-- Passage provided --
####################

More about Data Science and Statistics

Introduction

This document presents several strategies to compare distributions and detect whether there are differences between them. In practice, this type of comparison can be useful in cases such as:

  • Determining whether two variables have the same distribution.

  • Determining whether the same variable is distributed identically across two groups.

  • Monitoring models in production: in projects involving the creation and deployment of predictive models, models are trained with historical data assuming that the predictor variables will maintain the same behavior in the near future. How can we detect if this ceases to be true? What if a variable starts behaving differently? Detecting these changes can be used as an alarm to indicate the need to retrain models, either in an automated way or through new studies.

  • Finding variables with different behavior between two scenarios: in industrial settings, it is common to have multiple production lines that supposedly perform exactly the same process. However, one of the lines often generates different results. One way to discover the reason for this difference is by comparing the variables measured on each line to identify which ones differ to a greater degree.

####################

-- Source data --
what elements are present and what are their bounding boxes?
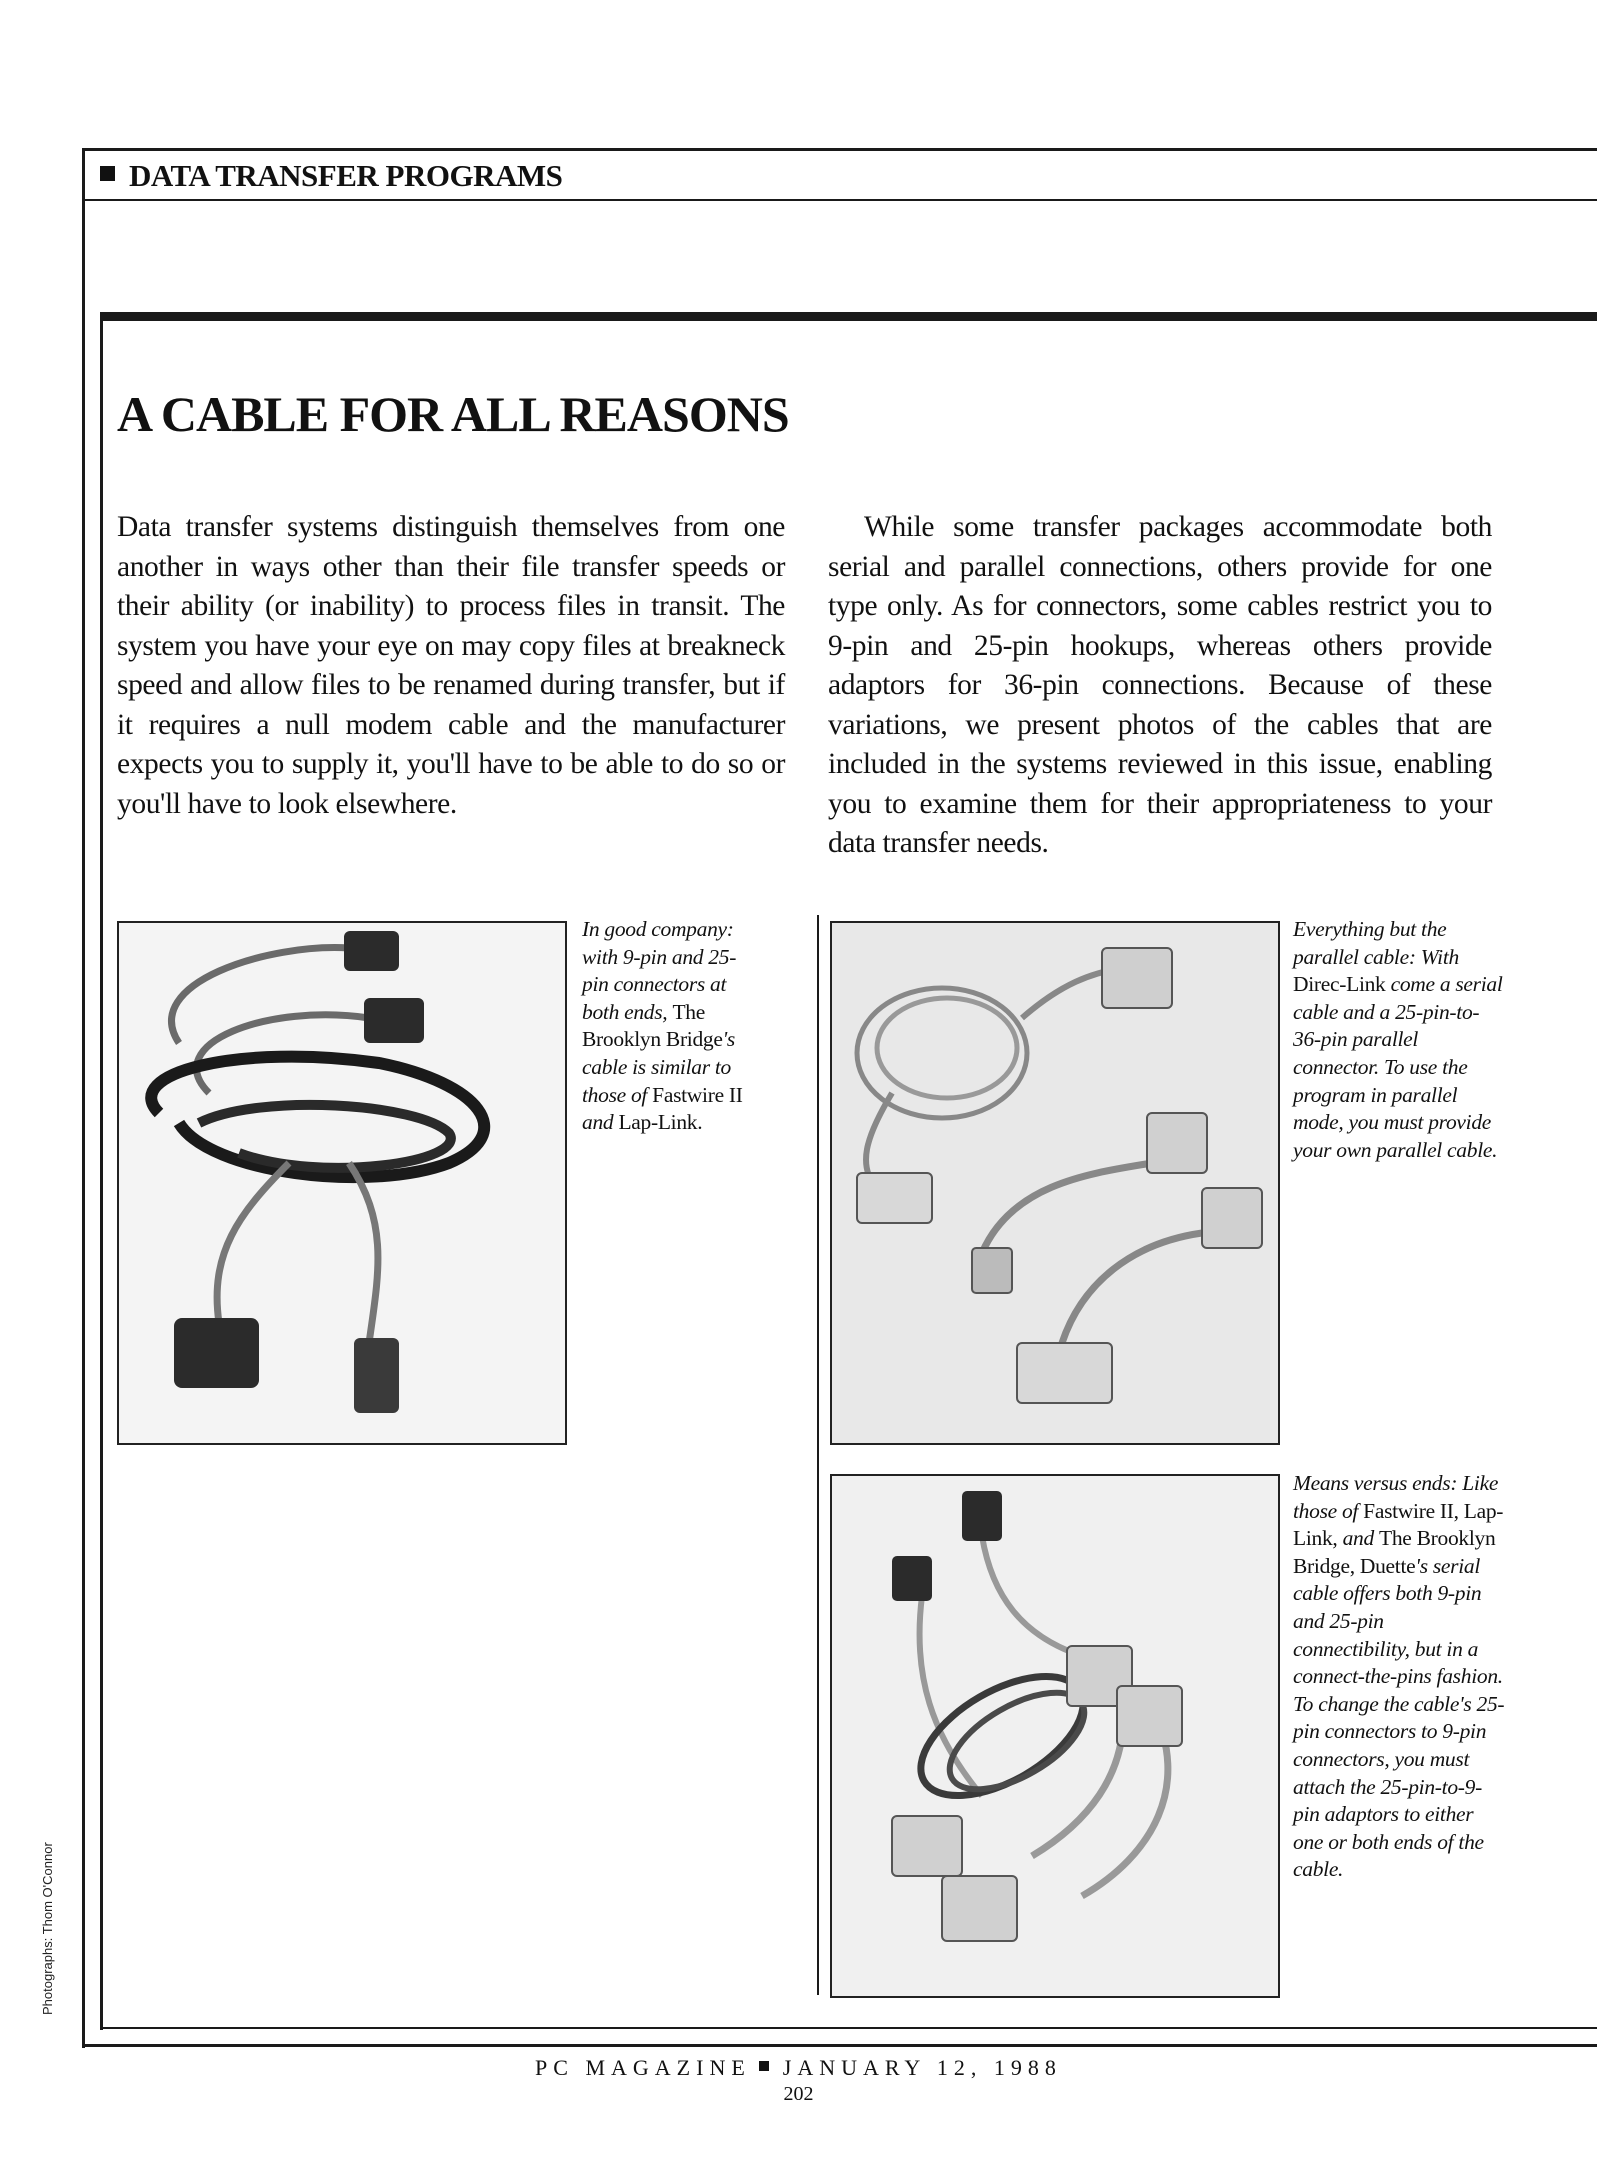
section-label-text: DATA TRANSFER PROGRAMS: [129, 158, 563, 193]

####################

-- Requests --
#1 In the introduction on comparing distributions, what can the detection of changes in a variable's behavior be used as?
#2 Repeat the introduction on comparing distributions word for word, starting with "This document presents" and going on through "through new studies.".

-- Task-by-task results --
#1 An alarm that models need to be retrained, either automatically or through new studies.

#2
This document presents several strategies to compare distributions and detect whether there are differences between them. In practice, this type of comparison can be useful in cases such as:

  • Determining whether two variables have the same distribution.

  • Determining whether the same variable is distributed identically across two groups.

  • Monitoring models in production: in projects involving the creation and deployment of predictive models, models are trained with historical data assuming that the predictor variables will maintain the same behavior in the near future. How can we detect if this ceases to be true? What if a variable starts behaving differently? Detecting these changes can be used as an alarm to indicate the need to retrain models, either in an automated way or through new studies.